### DIRECTION
Drop the pictures, then extract the listing word for word.

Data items
-- START --
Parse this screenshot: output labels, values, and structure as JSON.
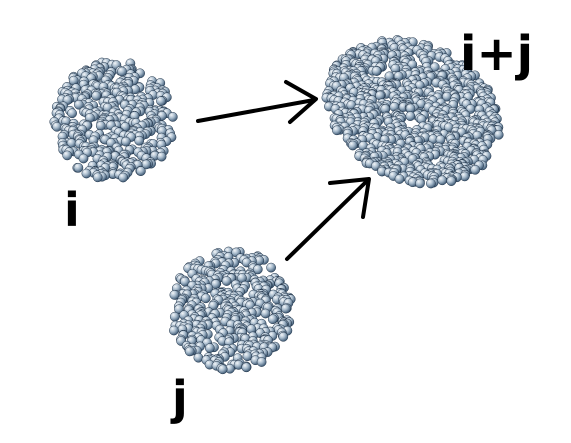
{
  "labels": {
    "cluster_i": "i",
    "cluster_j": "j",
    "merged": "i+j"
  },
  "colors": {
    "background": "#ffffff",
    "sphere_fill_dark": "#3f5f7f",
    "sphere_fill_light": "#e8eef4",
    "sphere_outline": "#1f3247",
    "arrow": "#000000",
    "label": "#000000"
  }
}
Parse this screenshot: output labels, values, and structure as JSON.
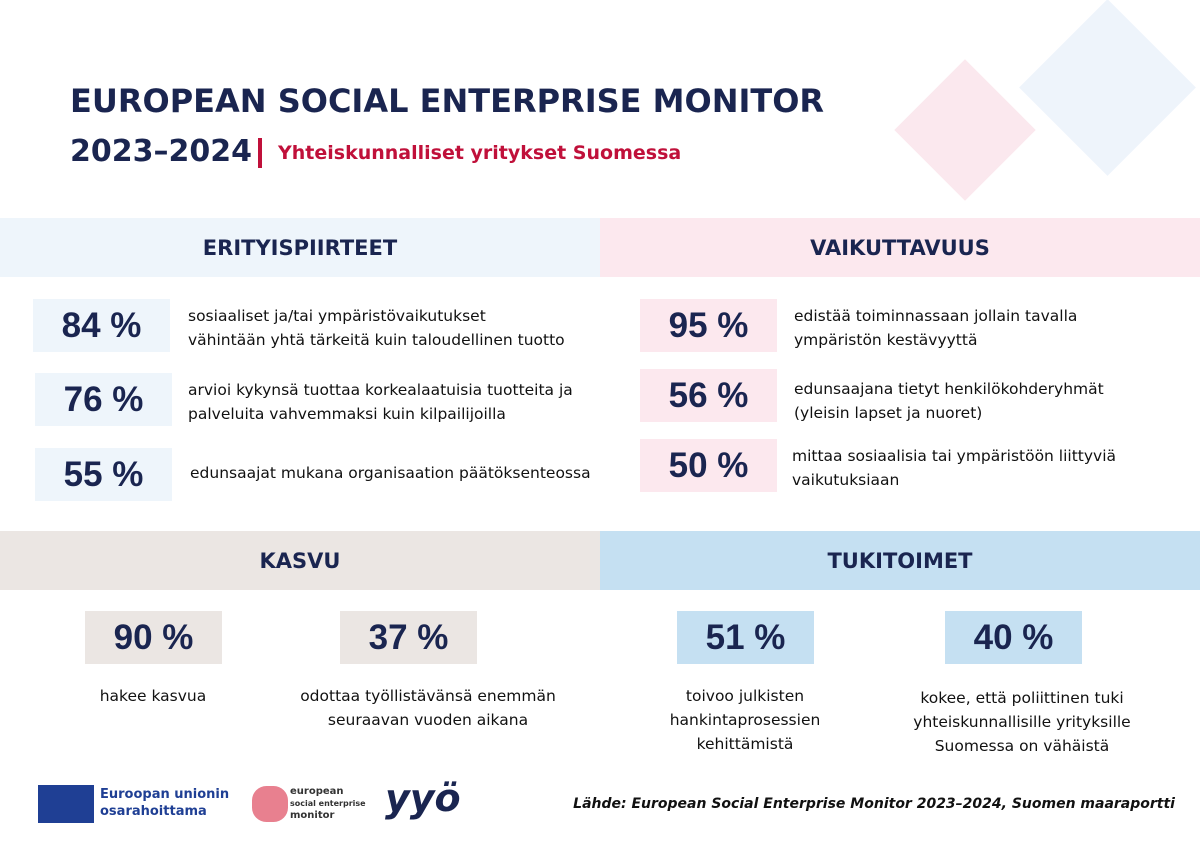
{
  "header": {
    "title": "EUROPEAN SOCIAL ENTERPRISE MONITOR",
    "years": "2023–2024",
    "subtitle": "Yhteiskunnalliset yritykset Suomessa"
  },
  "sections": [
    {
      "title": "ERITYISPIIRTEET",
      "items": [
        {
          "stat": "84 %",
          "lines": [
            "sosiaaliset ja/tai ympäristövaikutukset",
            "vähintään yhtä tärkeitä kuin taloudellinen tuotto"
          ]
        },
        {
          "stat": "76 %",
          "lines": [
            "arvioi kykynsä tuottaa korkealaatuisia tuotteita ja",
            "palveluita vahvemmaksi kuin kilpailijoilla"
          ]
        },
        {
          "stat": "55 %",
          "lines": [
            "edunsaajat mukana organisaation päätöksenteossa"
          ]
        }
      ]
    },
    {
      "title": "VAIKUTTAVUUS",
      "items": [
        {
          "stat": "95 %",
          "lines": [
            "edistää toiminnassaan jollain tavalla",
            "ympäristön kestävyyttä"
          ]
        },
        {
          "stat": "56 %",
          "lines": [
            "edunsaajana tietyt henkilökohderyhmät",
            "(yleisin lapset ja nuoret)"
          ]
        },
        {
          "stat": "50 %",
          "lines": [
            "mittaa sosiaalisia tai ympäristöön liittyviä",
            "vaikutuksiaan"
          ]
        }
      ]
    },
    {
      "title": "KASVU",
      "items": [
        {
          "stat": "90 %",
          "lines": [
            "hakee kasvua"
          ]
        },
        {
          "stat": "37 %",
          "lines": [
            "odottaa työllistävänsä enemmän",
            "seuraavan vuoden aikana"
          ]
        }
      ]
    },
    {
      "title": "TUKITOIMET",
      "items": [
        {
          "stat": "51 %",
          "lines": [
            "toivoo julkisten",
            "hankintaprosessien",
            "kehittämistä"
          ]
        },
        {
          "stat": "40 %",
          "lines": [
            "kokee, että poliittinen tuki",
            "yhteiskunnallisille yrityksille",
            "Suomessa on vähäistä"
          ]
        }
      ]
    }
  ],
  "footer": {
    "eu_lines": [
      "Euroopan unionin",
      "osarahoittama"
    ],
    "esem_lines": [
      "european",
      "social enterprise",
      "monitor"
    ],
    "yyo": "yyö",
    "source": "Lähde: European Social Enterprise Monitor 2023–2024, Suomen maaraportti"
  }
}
-- END --
### SOLUTION TO THIS EXERCISE
Parse this screenshot: output labels, values, and structure as JSON.
{
  "labels": {
    "cluster_i": "i",
    "cluster_j": "j",
    "merged": "i+j"
  },
  "colors": {
    "background": "#ffffff",
    "sphere_fill_dark": "#3f5f7f",
    "sphere_fill_light": "#e8eef4",
    "sphere_outline": "#1f3247",
    "arrow": "#000000",
    "label": "#000000"
  }
}
Parse this screenshot: output labels, values, and structure as JSON.
{
  "header": {
    "title": "EUROPEAN SOCIAL ENTERPRISE MONITOR",
    "years": "2023–2024",
    "subtitle": "Yhteiskunnalliset yritykset Suomessa"
  },
  "sections": [
    {
      "title": "ERITYISPIIRTEET",
      "items": [
        {
          "stat": "84 %",
          "lines": [
            "sosiaaliset ja/tai ympäristövaikutukset",
            "vähintään yhtä tärkeitä kuin taloudellinen tuotto"
          ]
        },
        {
          "stat": "76 %",
          "lines": [
            "arvioi kykynsä tuottaa korkealaatuisia tuotteita ja",
            "palveluita vahvemmaksi kuin kilpailijoilla"
          ]
        },
        {
          "stat": "55 %",
          "lines": [
            "edunsaajat mukana organisaation päätöksenteossa"
          ]
        }
      ]
    },
    {
      "title": "VAIKUTTAVUUS",
      "items": [
        {
          "stat": "95 %",
          "lines": [
            "edistää toiminnassaan jollain tavalla",
            "ympäristön kestävyyttä"
          ]
        },
        {
          "stat": "56 %",
          "lines": [
            "edunsaajana tietyt henkilökohderyhmät",
            "(yleisin lapset ja nuoret)"
          ]
        },
        {
          "stat": "50 %",
          "lines": [
            "mittaa sosiaalisia tai ympäristöön liittyviä",
            "vaikutuksiaan"
          ]
        }
      ]
    },
    {
      "title": "KASVU",
      "items": [
        {
          "stat": "90 %",
          "lines": [
            "hakee kasvua"
          ]
        },
        {
          "stat": "37 %",
          "lines": [
            "odottaa työllistävänsä enemmän",
            "seuraavan vuoden aikana"
          ]
        }
      ]
    },
    {
      "title": "TUKITOIMET",
      "items": [
        {
          "stat": "51 %",
          "lines": [
            "toivoo julkisten",
            "hankintaprosessien",
            "kehittämistä"
          ]
        },
        {
          "stat": "40 %",
          "lines": [
            "kokee, että poliittinen tuki",
            "yhteiskunnallisille yrityksille",
            "Suomessa on vähäistä"
          ]
        }
      ]
    }
  ],
  "footer": {
    "eu_lines": [
      "Euroopan unionin",
      "osarahoittama"
    ],
    "esem_lines": [
      "european",
      "social enterprise",
      "monitor"
    ],
    "yyo": "yyö",
    "source": "Lähde: European Social Enterprise Monitor 2023–2024, Suomen maaraportti"
  }
}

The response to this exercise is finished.